▸ **WORK INSTRUCTIONS**:
Return each entry exactly, with none missing.

▸ **DATASET ROWS**:
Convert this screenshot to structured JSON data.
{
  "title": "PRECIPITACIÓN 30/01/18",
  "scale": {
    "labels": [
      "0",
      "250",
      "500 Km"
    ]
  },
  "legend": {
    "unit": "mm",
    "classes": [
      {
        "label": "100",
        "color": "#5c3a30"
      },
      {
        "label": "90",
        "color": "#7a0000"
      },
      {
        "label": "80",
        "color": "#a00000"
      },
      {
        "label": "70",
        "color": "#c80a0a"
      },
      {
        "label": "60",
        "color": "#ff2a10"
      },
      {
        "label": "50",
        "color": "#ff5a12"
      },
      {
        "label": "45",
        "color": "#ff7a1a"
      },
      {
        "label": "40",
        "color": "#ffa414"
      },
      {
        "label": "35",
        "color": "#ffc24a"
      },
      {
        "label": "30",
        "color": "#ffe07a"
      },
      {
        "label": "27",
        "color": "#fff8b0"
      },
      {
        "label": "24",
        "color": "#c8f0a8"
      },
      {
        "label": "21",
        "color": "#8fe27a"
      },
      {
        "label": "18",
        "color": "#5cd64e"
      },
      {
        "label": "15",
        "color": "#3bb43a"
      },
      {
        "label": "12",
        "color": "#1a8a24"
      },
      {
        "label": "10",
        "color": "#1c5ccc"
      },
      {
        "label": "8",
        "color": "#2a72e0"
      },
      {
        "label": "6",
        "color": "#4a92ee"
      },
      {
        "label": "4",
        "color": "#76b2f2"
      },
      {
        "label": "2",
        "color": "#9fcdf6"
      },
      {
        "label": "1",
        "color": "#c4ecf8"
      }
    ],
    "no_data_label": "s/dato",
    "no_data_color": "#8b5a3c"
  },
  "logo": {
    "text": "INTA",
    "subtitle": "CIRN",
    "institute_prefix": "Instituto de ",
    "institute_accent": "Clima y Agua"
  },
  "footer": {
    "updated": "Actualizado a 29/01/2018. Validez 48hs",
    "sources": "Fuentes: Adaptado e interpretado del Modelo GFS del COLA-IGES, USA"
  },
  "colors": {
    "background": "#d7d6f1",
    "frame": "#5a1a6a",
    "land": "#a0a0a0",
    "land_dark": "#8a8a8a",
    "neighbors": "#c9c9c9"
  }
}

▸ **REPLY TO THE EXERCISE**:
Convert this screenshot to structured JSON data.
{
  "title": "PRECIPITACIÓN 30/01/18",
  "scale": {
    "labels": [
      "0",
      "250",
      "500 Km"
    ]
  },
  "legend": {
    "unit": "mm",
    "classes": [
      {
        "label": "100",
        "color": "#5c3a30"
      },
      {
        "label": "90",
        "color": "#7a0000"
      },
      {
        "label": "80",
        "color": "#a00000"
      },
      {
        "label": "70",
        "color": "#c80a0a"
      },
      {
        "label": "60",
        "color": "#ff2a10"
      },
      {
        "label": "50",
        "color": "#ff5a12"
      },
      {
        "label": "45",
        "color": "#ff7a1a"
      },
      {
        "label": "40",
        "color": "#ffa414"
      },
      {
        "label": "35",
        "color": "#ffc24a"
      },
      {
        "label": "30",
        "color": "#ffe07a"
      },
      {
        "label": "27",
        "color": "#fff8b0"
      },
      {
        "label": "24",
        "color": "#c8f0a8"
      },
      {
        "label": "21",
        "color": "#8fe27a"
      },
      {
        "label": "18",
        "color": "#5cd64e"
      },
      {
        "label": "15",
        "color": "#3bb43a"
      },
      {
        "label": "12",
        "color": "#1a8a24"
      },
      {
        "label": "10",
        "color": "#1c5ccc"
      },
      {
        "label": "8",
        "color": "#2a72e0"
      },
      {
        "label": "6",
        "color": "#4a92ee"
      },
      {
        "label": "4",
        "color": "#76b2f2"
      },
      {
        "label": "2",
        "color": "#9fcdf6"
      },
      {
        "label": "1",
        "color": "#c4ecf8"
      }
    ],
    "no_data_label": "s/dato",
    "no_data_color": "#8b5a3c"
  },
  "logo": {
    "text": "INTA",
    "subtitle": "CIRN",
    "institute_prefix": "Instituto de ",
    "institute_accent": "Clima y Agua"
  },
  "footer": {
    "updated": "Actualizado a 29/01/2018. Validez 48hs",
    "sources": "Fuentes: Adaptado e interpretado del Modelo GFS del COLA-IGES, USA"
  },
  "colors": {
    "background": "#d7d6f1",
    "frame": "#5a1a6a",
    "land": "#a0a0a0",
    "land_dark": "#8a8a8a",
    "neighbors": "#c9c9c9"
  }
}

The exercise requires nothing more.